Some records
+ + + +
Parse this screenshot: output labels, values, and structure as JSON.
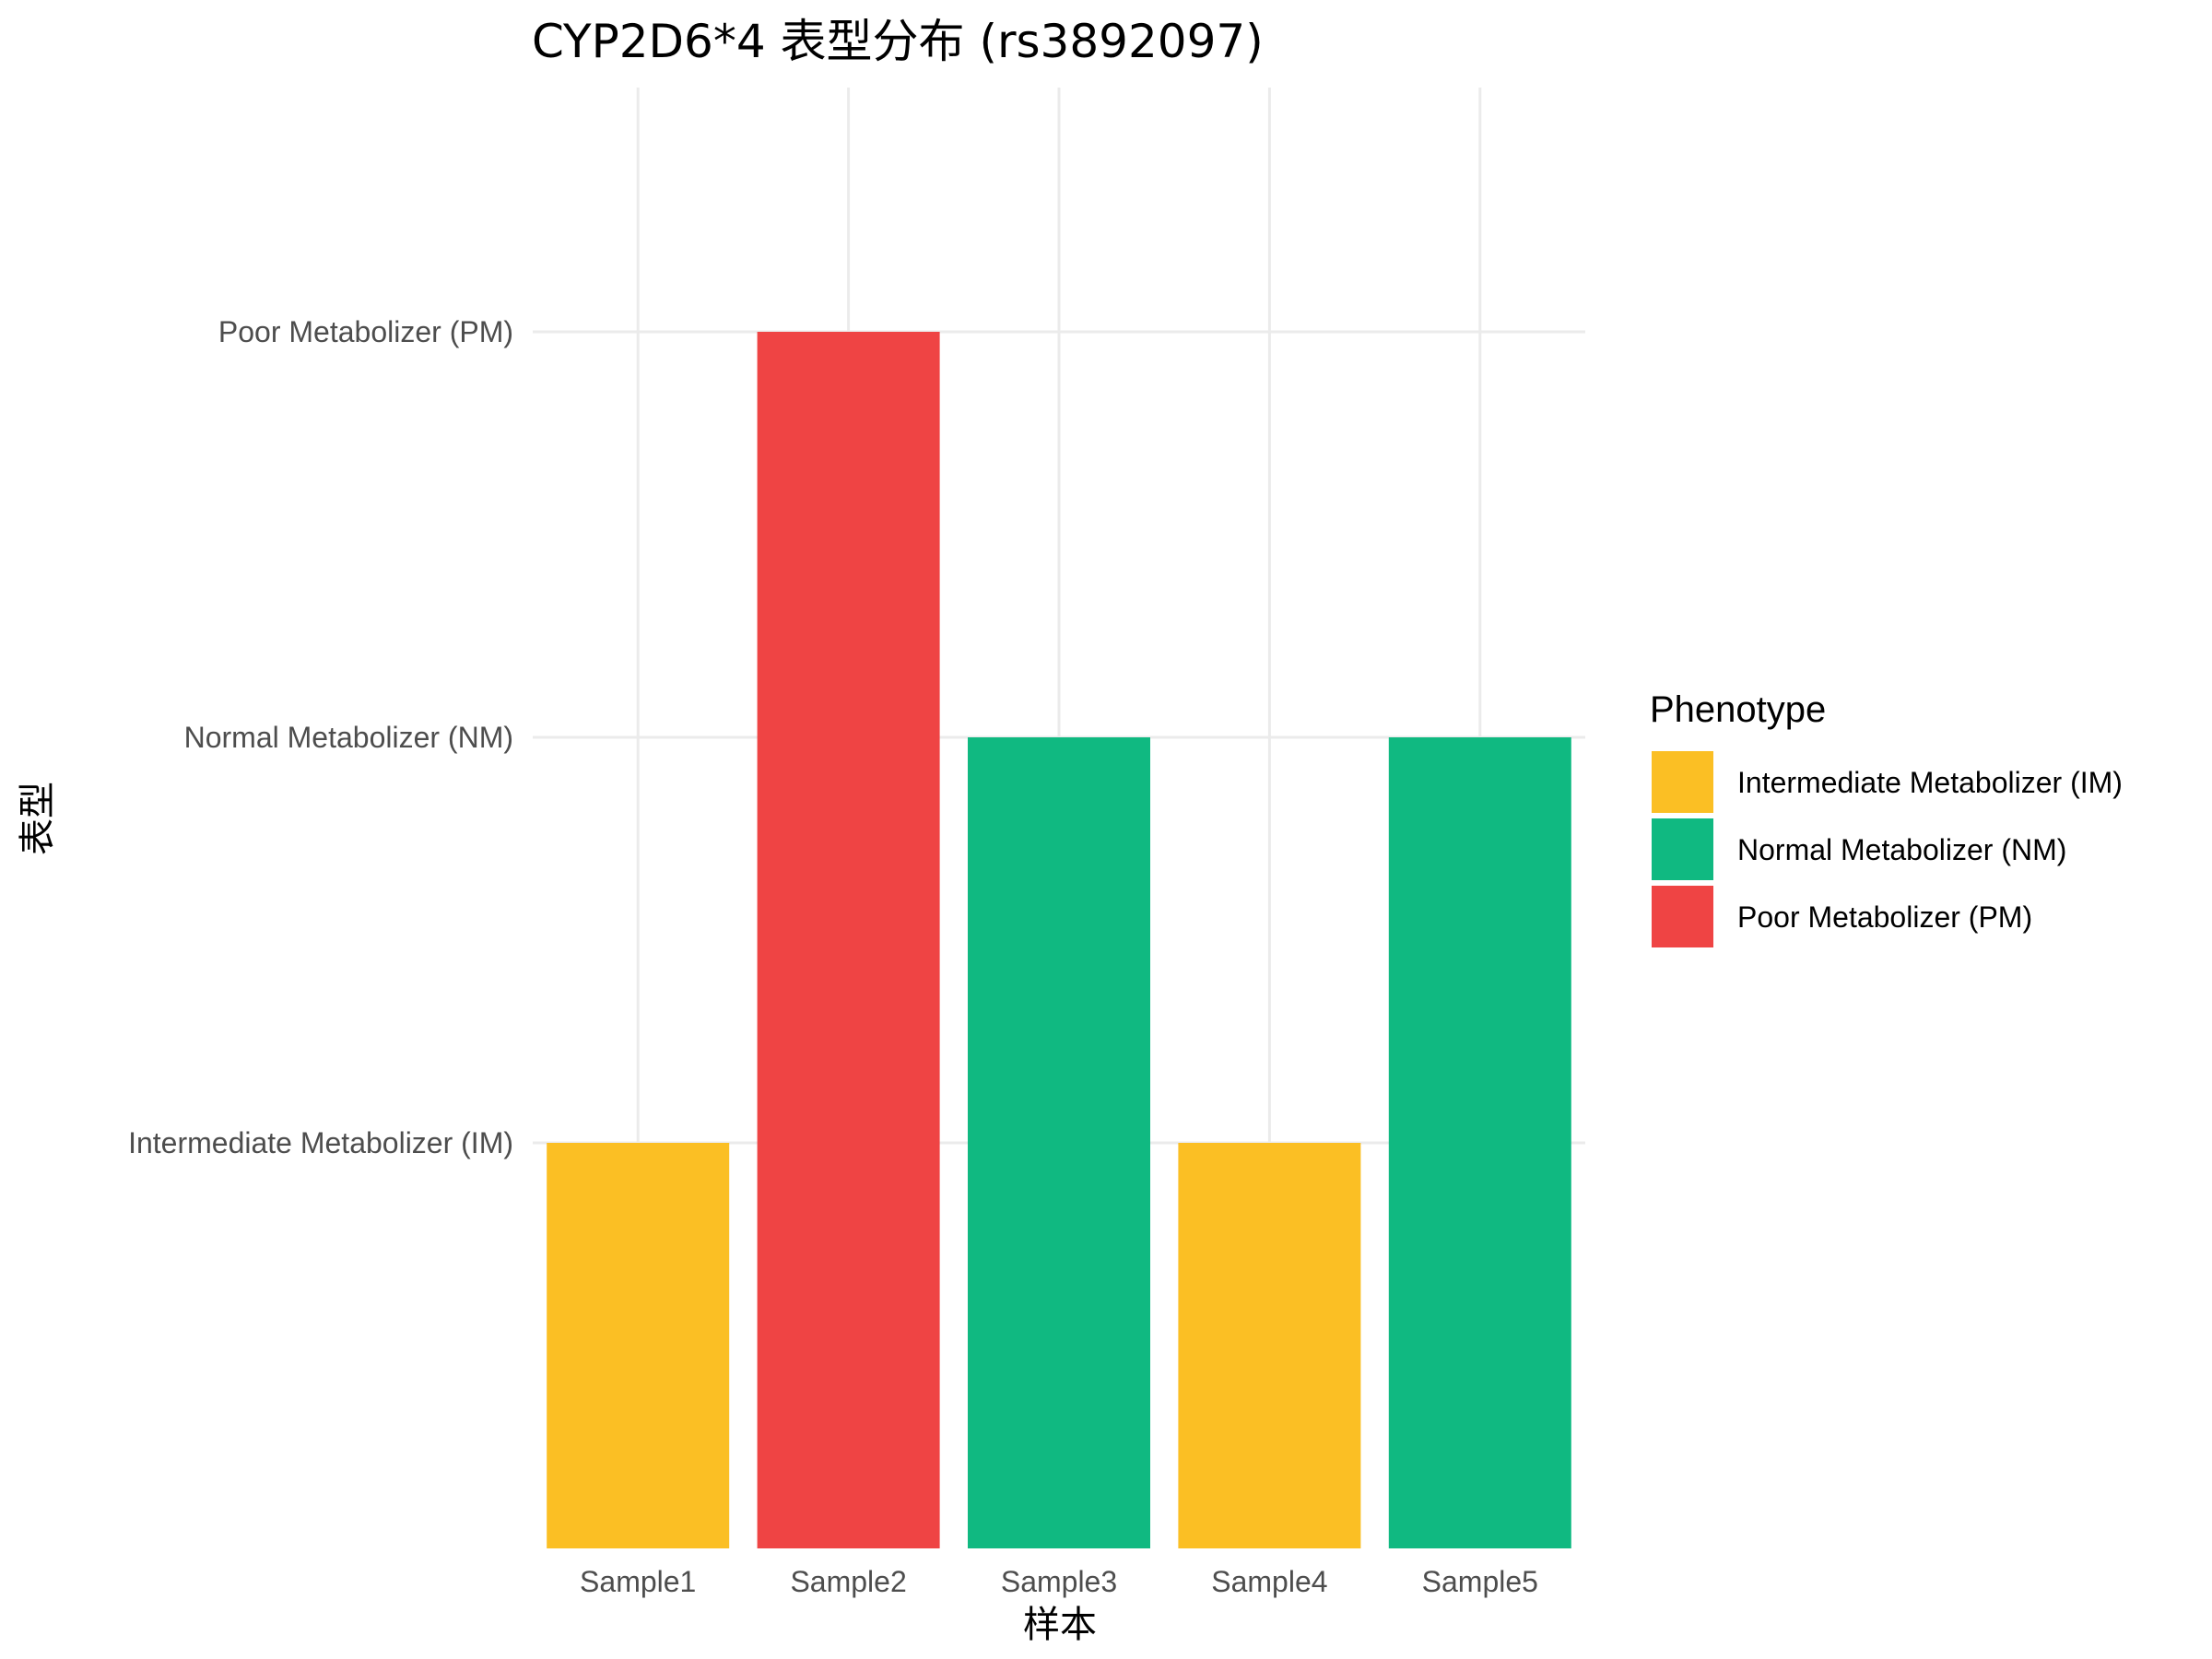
{
  "chart_data": {
    "type": "bar",
    "title": "CYP2D6*4 表型分布 (rs3892097)",
    "xlabel": "样本",
    "ylabel": "表型",
    "categories": [
      "Sample1",
      "Sample2",
      "Sample3",
      "Sample4",
      "Sample5"
    ],
    "y_levels": [
      "Intermediate Metabolizer (IM)",
      "Normal Metabolizer (NM)",
      "Poor Metabolizer (PM)"
    ],
    "values": [
      "Intermediate Metabolizer (IM)",
      "Poor Metabolizer (PM)",
      "Normal Metabolizer (NM)",
      "Intermediate Metabolizer (IM)",
      "Normal Metabolizer (NM)"
    ],
    "legend": {
      "title": "Phenotype",
      "position": "right",
      "entries": [
        {
          "label": "Intermediate Metabolizer (IM)",
          "color": "#FBBF24"
        },
        {
          "label": "Normal Metabolizer (NM)",
          "color": "#10B981"
        },
        {
          "label": "Poor Metabolizer (PM)",
          "color": "#EF4444"
        }
      ]
    },
    "grid": true
  }
}
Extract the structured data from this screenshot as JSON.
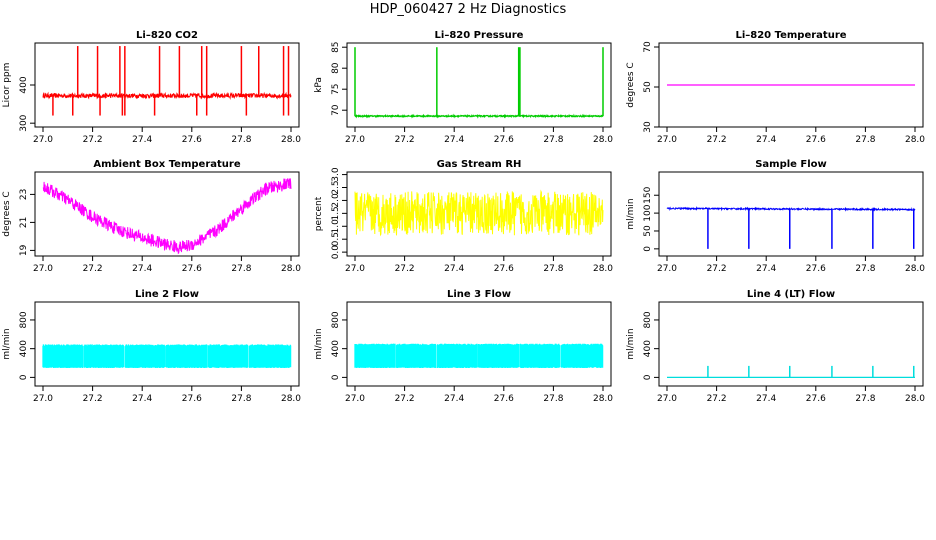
{
  "page": {
    "title": "HDP_060427  2 Hz Diagnostics"
  },
  "chart_data": [
    {
      "type": "line",
      "title": "Li–820 CO2",
      "ylabel": "Licor ppm",
      "color": "#ff0000",
      "xlim": [
        27.0,
        28.0
      ],
      "ylim": [
        290,
        510
      ],
      "xticks": [
        "27.0",
        "27.2",
        "27.4",
        "27.6",
        "27.8",
        "28.0"
      ],
      "yticks": [
        "300",
        "400"
      ],
      "ytick_values": [
        300,
        400
      ],
      "series": [
        {
          "x": [
            27.0,
            28.0
          ],
          "y": [
            372,
            372
          ]
        }
      ],
      "noise": 6,
      "spikes_up": [
        27.14,
        27.22,
        27.31,
        27.33,
        27.47,
        27.55,
        27.64,
        27.66,
        27.8,
        27.87,
        27.97,
        27.99
      ],
      "spike_up_to": 502,
      "spikes_down": [
        27.04,
        27.12,
        27.23,
        27.32,
        27.33,
        27.45,
        27.62,
        27.66,
        27.82,
        27.97,
        27.99
      ],
      "spike_down_to": 320
    },
    {
      "type": "line",
      "title": "Li–820 Pressure",
      "ylabel": "kPa",
      "color": "#00cc00",
      "xlim": [
        27.0,
        28.0
      ],
      "ylim": [
        66,
        86
      ],
      "xticks": [
        "27.0",
        "27.2",
        "27.4",
        "27.6",
        "27.8",
        "28.0"
      ],
      "yticks": [
        "70",
        "75",
        "80",
        "85"
      ],
      "ytick_values": [
        70,
        75,
        80,
        85
      ],
      "series": [
        {
          "x": [
            27.0,
            28.0
          ],
          "y": [
            68.6,
            68.6
          ]
        }
      ],
      "noise": 0.15,
      "spikes_up": [
        27.0,
        27.33,
        27.66,
        27.665,
        28.0
      ],
      "spike_up_to": 85,
      "spikes_down": [],
      "spike_down_to": 68
    },
    {
      "type": "line",
      "title": "Li–820 Temperature",
      "ylabel": "degrees C",
      "color": "#ff00ff",
      "xlim": [
        27.0,
        28.0
      ],
      "ylim": [
        30,
        72
      ],
      "xticks": [
        "27.0",
        "27.2",
        "27.4",
        "27.6",
        "27.8",
        "28.0"
      ],
      "yticks": [
        "30",
        "50",
        "70"
      ],
      "ytick_values": [
        30,
        50,
        70
      ],
      "series": [
        {
          "x": [
            27.0,
            28.0
          ],
          "y": [
            51,
            51
          ]
        }
      ],
      "noise": 0,
      "spikes_up": [],
      "spike_up_to": 51,
      "spikes_down": [],
      "spike_down_to": 51
    },
    {
      "type": "line",
      "title": "Ambient Box Temperature",
      "ylabel": "degrees C",
      "color": "#ff00ff",
      "xlim": [
        27.0,
        28.0
      ],
      "ylim": [
        18.6,
        24.6
      ],
      "xticks": [
        "27.0",
        "27.2",
        "27.4",
        "27.6",
        "27.8",
        "28.0"
      ],
      "yticks": [
        "19",
        "21",
        "23"
      ],
      "ytick_values": [
        19,
        21,
        23
      ],
      "series": [
        {
          "x": [
            27.0,
            27.1,
            27.2,
            27.3,
            27.4,
            27.5,
            27.55,
            27.6,
            27.7,
            27.8,
            27.9,
            28.0
          ],
          "y": [
            23.6,
            22.6,
            21.4,
            20.5,
            19.9,
            19.4,
            19.2,
            19.4,
            20.4,
            22.0,
            23.4,
            23.8
          ]
        }
      ],
      "noise": 0.45,
      "spikes_up": [],
      "spike_up_to": 24,
      "spikes_down": [],
      "spike_down_to": 19
    },
    {
      "type": "line",
      "title": "Gas Stream RH",
      "ylabel": "percent",
      "color": "#ffff00",
      "xlim": [
        27.0,
        28.0
      ],
      "ylim": [
        -0.15,
        3.1
      ],
      "xticks": [
        "27.0",
        "27.2",
        "27.4",
        "27.6",
        "27.8",
        "28.0"
      ],
      "yticks": [
        "0.0",
        "0.5",
        "1.0",
        "1.5",
        "2.0",
        "2.5",
        "3.0"
      ],
      "ytick_values": [
        0,
        0.5,
        1.0,
        1.5,
        2.0,
        2.5,
        3.0
      ],
      "series": [
        {
          "x": [
            27.0,
            28.0
          ],
          "y": [
            1.5,
            1.5
          ]
        }
      ],
      "noise": 0.85,
      "spikes_up": [],
      "spike_up_to": 2.9,
      "spikes_down": [],
      "spike_down_to": 0
    },
    {
      "type": "line",
      "title": "Sample Flow",
      "ylabel": "ml/min",
      "color": "#0000ff",
      "xlim": [
        27.0,
        28.0
      ],
      "ylim": [
        -20,
        215
      ],
      "xticks": [
        "27.0",
        "27.2",
        "27.4",
        "27.6",
        "27.8",
        "28.0"
      ],
      "yticks": [
        "0",
        "50",
        "100",
        "150"
      ],
      "ytick_values": [
        0,
        50,
        100,
        150
      ],
      "series": [
        {
          "x": [
            27.0,
            28.0
          ],
          "y": [
            113,
            110
          ]
        }
      ],
      "noise": 2,
      "spikes_up": [],
      "spike_up_to": 120,
      "spikes_down": [
        27.165,
        27.33,
        27.495,
        27.665,
        27.83,
        27.995
      ],
      "spike_down_to": 0
    },
    {
      "type": "area",
      "title": "Line 2 Flow",
      "ylabel": "ml/min",
      "color": "#00ffff",
      "xlim": [
        27.0,
        28.0
      ],
      "ylim": [
        -120,
        1050
      ],
      "xticks": [
        "27.0",
        "27.2",
        "27.4",
        "27.6",
        "27.8",
        "28.0"
      ],
      "yticks": [
        "0",
        "400",
        "800"
      ],
      "ytick_values": [
        0,
        400,
        800
      ],
      "series": [
        {
          "x": [
            27.0,
            28.0
          ],
          "y": [
            460,
            460
          ]
        }
      ],
      "band_low": 130,
      "band_high": 460,
      "gaps": [
        27.165,
        27.33,
        27.495,
        27.665,
        27.83
      ]
    },
    {
      "type": "area",
      "title": "Line 3 Flow",
      "ylabel": "ml/min",
      "color": "#00ffff",
      "xlim": [
        27.0,
        28.0
      ],
      "ylim": [
        -120,
        1050
      ],
      "xticks": [
        "27.0",
        "27.2",
        "27.4",
        "27.6",
        "27.8",
        "28.0"
      ],
      "yticks": [
        "0",
        "400",
        "800"
      ],
      "ytick_values": [
        0,
        400,
        800
      ],
      "series": [
        {
          "x": [
            27.0,
            28.0
          ],
          "y": [
            470,
            470
          ]
        }
      ],
      "band_low": 130,
      "band_high": 470,
      "gaps": [
        27.165,
        27.33,
        27.495,
        27.665,
        27.83
      ]
    },
    {
      "type": "line",
      "title": "Line 4 (LT) Flow",
      "ylabel": "ml/min",
      "color": "#00dddd",
      "xlim": [
        27.0,
        28.0
      ],
      "ylim": [
        -120,
        1050
      ],
      "xticks": [
        "27.0",
        "27.2",
        "27.4",
        "27.6",
        "27.8",
        "28.0"
      ],
      "yticks": [
        "0",
        "400",
        "800"
      ],
      "ytick_values": [
        0,
        400,
        800
      ],
      "series": [
        {
          "x": [
            27.0,
            28.0
          ],
          "y": [
            0,
            0
          ]
        }
      ],
      "noise": 0,
      "spikes_up": [
        27.165,
        27.33,
        27.495,
        27.665,
        27.83,
        27.995
      ],
      "spike_up_to": 160,
      "spikes_down": [],
      "spike_down_to": 0
    }
  ]
}
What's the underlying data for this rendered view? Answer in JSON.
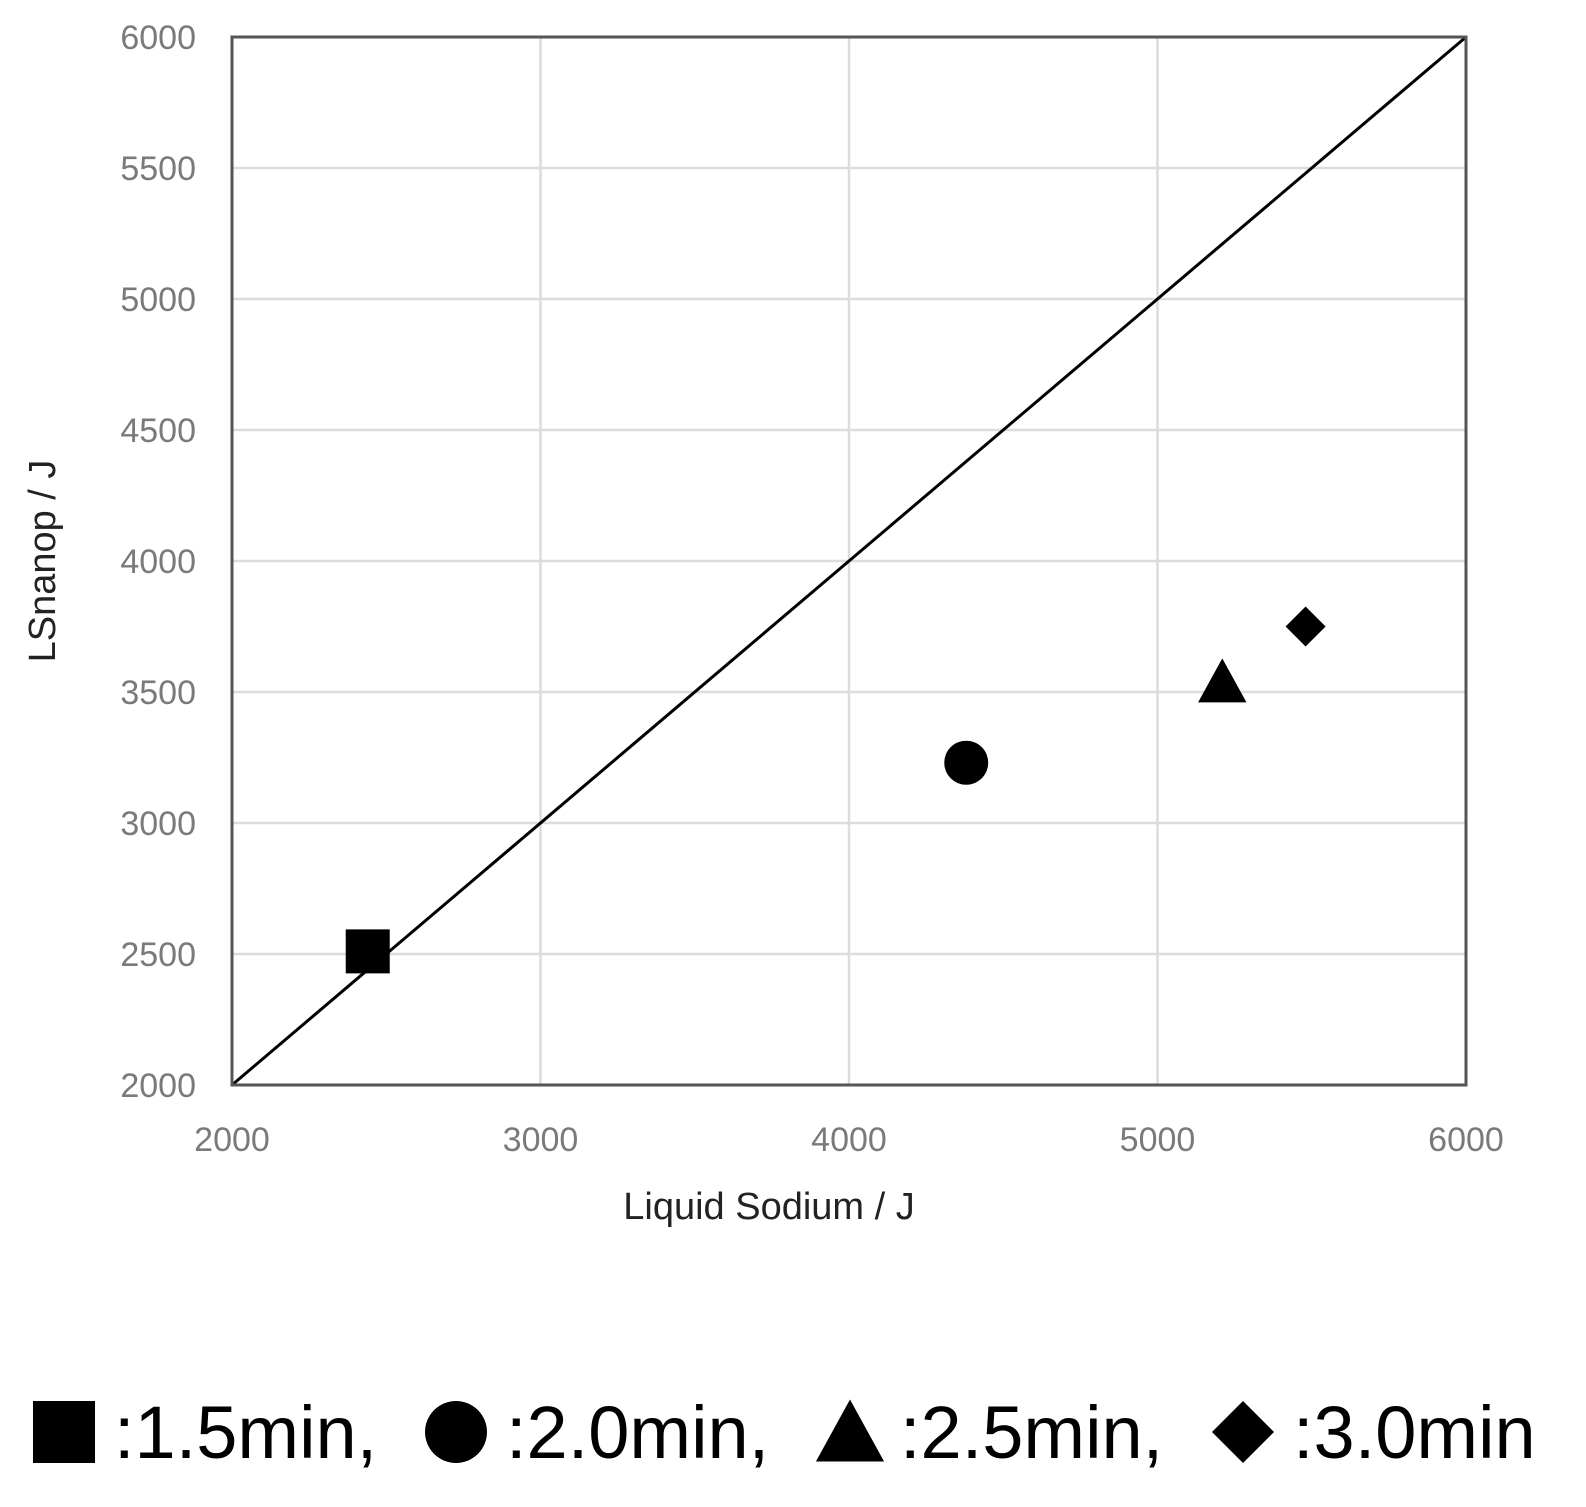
+ + + +
#### [INSTRUCTION]
Out of the records, collect only those lines that contain the string "screenshot".

#### [REPLY]
Parse this screenshot: output labels, values, and structure as JSON.
Extract the structured data from this screenshot as JSON.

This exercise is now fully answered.